* Begin *

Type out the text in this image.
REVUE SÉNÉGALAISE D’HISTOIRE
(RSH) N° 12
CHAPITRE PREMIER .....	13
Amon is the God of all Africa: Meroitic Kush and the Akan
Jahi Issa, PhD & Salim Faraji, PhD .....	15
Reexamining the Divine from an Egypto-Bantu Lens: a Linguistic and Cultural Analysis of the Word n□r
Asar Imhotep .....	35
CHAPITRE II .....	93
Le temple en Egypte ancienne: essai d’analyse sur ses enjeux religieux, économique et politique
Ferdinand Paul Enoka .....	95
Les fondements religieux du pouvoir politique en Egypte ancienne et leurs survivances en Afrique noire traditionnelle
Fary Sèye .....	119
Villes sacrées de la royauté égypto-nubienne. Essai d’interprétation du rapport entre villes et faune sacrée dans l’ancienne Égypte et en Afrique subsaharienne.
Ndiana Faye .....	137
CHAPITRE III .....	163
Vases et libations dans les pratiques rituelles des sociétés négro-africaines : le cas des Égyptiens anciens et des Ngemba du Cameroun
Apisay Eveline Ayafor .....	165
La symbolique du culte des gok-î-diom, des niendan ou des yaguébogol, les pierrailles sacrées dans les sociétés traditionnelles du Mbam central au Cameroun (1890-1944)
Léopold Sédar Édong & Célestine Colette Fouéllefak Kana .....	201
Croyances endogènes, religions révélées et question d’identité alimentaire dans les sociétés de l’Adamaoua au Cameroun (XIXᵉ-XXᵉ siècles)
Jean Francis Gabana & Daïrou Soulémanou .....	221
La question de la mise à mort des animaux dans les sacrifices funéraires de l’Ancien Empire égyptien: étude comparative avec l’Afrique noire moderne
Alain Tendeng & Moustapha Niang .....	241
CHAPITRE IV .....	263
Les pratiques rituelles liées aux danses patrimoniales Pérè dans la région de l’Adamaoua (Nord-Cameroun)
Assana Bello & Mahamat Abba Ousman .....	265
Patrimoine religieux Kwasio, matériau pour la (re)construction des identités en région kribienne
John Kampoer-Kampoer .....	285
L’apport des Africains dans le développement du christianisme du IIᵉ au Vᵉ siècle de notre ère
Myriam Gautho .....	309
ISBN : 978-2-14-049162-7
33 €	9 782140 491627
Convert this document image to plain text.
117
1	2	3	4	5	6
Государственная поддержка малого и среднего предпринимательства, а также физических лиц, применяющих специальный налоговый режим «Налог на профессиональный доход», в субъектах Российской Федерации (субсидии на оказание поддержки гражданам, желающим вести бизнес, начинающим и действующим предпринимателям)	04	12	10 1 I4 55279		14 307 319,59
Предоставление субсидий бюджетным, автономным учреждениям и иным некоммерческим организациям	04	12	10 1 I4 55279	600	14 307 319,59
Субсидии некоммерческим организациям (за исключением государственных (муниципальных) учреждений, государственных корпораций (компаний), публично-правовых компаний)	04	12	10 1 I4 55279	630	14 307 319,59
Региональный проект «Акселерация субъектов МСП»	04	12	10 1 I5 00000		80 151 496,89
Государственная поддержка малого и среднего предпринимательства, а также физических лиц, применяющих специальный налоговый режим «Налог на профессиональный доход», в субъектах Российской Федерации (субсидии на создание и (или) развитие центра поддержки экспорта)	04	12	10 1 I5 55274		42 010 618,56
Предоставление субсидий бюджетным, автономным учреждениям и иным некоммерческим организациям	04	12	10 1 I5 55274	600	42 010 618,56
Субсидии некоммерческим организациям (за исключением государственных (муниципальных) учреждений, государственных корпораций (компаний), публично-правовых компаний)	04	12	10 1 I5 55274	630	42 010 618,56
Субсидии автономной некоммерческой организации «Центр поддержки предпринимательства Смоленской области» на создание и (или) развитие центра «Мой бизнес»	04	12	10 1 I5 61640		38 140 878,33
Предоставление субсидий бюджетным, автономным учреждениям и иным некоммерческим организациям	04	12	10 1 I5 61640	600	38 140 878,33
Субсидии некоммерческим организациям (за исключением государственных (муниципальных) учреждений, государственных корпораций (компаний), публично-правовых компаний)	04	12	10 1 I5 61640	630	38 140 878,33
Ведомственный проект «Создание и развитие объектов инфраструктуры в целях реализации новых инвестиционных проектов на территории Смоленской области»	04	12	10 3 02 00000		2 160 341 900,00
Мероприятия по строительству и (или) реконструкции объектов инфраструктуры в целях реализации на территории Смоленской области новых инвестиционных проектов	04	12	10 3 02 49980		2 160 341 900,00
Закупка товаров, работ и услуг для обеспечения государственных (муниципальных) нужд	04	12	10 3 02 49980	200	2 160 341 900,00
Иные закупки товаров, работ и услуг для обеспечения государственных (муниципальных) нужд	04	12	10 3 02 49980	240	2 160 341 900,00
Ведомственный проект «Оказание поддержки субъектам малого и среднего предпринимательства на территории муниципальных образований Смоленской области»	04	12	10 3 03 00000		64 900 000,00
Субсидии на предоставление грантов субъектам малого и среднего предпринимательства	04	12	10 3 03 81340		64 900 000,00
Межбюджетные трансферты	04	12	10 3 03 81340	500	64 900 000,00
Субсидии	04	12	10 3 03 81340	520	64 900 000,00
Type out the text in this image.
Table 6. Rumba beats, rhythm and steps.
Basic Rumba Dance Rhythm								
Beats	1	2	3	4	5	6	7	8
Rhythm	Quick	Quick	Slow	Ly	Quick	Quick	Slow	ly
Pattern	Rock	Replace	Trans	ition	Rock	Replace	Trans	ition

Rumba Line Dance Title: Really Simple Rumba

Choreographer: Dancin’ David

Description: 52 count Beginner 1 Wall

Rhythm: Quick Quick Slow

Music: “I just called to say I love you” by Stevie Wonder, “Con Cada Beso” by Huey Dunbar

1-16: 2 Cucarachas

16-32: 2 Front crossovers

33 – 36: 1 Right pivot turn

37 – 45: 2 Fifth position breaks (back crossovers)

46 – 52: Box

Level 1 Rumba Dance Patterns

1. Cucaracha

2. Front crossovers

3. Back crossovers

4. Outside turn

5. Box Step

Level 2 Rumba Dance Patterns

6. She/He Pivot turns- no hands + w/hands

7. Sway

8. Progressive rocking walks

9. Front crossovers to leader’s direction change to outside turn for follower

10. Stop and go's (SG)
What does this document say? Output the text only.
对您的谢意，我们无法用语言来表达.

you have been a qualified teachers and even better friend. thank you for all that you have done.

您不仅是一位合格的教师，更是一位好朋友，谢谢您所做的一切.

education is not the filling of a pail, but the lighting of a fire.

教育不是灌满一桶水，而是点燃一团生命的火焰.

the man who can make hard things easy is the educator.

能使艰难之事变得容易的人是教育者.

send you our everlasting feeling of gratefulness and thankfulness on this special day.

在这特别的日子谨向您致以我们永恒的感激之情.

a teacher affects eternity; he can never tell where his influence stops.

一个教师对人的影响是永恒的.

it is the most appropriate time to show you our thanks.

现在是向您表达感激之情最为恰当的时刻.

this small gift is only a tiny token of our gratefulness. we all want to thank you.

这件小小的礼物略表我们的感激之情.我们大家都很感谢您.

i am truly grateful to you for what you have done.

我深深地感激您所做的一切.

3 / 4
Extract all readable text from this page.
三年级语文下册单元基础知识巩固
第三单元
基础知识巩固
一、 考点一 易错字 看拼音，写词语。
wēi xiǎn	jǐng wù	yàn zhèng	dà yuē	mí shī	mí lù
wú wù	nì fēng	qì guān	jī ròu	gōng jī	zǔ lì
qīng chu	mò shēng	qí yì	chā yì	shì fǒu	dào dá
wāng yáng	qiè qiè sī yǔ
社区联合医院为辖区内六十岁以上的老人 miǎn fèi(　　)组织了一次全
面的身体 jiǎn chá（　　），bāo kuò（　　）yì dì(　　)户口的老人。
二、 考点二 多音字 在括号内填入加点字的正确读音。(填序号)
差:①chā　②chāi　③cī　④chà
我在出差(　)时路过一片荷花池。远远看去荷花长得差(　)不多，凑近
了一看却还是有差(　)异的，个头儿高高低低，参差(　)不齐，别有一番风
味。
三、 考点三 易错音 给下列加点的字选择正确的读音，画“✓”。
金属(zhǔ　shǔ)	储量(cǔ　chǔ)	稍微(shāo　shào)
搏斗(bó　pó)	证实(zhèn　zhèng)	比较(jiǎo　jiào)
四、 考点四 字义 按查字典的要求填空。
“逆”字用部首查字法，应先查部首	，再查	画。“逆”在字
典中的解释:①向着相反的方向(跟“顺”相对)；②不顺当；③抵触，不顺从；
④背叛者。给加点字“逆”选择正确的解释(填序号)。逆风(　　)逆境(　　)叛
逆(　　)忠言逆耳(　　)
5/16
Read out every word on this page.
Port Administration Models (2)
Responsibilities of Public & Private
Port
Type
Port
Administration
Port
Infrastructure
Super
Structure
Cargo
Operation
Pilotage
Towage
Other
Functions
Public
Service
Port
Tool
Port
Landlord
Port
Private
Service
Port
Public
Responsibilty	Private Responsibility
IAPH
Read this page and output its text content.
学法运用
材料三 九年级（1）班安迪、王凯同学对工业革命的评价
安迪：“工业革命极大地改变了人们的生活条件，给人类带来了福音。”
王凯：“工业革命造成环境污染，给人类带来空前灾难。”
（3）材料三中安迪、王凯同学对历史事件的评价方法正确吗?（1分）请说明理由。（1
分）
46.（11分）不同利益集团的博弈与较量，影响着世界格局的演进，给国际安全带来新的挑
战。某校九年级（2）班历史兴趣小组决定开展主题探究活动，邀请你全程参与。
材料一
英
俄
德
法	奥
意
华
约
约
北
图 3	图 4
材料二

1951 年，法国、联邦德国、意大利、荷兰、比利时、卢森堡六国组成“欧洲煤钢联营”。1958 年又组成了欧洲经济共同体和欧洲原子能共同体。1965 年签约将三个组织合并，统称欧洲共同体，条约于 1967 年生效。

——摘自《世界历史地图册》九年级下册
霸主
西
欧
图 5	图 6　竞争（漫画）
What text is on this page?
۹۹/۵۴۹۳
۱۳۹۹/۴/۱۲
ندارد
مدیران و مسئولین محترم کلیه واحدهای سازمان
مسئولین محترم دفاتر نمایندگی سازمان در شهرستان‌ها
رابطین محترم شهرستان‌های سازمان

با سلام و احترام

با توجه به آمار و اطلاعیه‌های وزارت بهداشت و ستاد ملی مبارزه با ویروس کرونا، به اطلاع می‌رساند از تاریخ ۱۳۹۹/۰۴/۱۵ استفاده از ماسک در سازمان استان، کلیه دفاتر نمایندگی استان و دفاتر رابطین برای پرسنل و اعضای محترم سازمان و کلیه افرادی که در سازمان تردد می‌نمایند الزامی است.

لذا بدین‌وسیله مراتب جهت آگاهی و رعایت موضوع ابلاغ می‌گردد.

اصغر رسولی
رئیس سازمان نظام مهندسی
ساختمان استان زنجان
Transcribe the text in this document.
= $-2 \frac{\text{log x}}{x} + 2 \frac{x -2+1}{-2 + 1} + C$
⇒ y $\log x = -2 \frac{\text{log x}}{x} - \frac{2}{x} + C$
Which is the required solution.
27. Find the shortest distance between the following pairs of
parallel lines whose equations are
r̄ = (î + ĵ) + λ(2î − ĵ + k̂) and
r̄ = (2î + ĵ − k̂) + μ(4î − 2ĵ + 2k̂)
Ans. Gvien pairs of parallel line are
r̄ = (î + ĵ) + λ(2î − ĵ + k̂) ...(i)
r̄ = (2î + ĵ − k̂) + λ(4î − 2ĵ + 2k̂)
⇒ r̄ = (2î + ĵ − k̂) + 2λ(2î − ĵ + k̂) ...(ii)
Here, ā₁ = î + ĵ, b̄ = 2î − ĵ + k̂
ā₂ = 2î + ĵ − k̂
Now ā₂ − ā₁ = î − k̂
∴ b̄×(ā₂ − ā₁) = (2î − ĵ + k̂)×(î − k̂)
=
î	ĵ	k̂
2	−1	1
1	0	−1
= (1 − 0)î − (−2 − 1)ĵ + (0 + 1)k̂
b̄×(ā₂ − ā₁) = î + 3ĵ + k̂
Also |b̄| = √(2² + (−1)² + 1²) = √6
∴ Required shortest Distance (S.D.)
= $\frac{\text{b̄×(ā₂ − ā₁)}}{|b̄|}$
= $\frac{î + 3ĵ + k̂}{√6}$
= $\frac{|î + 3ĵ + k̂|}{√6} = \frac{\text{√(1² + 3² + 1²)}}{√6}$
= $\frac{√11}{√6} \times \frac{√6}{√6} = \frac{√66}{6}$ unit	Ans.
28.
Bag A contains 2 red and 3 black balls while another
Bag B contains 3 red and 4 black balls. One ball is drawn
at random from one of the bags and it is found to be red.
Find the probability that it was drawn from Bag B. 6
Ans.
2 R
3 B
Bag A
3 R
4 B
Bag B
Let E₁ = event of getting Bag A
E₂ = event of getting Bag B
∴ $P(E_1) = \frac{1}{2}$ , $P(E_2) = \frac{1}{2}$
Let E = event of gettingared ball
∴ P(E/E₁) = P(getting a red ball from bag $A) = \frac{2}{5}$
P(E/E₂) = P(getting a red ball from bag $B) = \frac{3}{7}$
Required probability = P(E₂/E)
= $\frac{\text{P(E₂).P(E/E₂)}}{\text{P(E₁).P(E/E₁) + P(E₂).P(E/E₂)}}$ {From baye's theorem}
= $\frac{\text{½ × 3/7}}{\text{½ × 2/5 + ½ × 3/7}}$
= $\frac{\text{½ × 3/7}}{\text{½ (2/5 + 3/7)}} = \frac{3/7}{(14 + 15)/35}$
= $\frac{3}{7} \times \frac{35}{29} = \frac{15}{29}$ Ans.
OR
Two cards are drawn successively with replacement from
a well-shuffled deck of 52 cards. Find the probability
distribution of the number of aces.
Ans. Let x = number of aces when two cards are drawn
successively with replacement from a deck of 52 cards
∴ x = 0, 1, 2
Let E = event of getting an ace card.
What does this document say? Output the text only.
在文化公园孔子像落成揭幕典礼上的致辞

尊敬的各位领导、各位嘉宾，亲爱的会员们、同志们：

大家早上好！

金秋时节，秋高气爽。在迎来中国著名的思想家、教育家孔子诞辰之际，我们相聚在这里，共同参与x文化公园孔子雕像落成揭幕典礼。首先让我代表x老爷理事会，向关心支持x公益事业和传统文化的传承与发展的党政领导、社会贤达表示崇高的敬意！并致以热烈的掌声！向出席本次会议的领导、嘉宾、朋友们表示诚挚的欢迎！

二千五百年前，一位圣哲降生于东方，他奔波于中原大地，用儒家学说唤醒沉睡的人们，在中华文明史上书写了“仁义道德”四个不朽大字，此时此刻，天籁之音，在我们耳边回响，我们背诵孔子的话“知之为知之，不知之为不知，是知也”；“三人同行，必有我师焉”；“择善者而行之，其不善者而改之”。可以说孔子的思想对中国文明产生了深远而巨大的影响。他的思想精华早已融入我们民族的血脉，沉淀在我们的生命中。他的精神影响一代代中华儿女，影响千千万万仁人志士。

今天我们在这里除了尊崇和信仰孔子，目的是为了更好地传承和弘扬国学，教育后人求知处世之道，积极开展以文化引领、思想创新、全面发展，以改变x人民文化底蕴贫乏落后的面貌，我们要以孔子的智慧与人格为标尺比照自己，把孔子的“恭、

* End *

● What you will do
Check each line of the data above for the word "successively" and say how many lines have it. Give the number alone.

● Result
2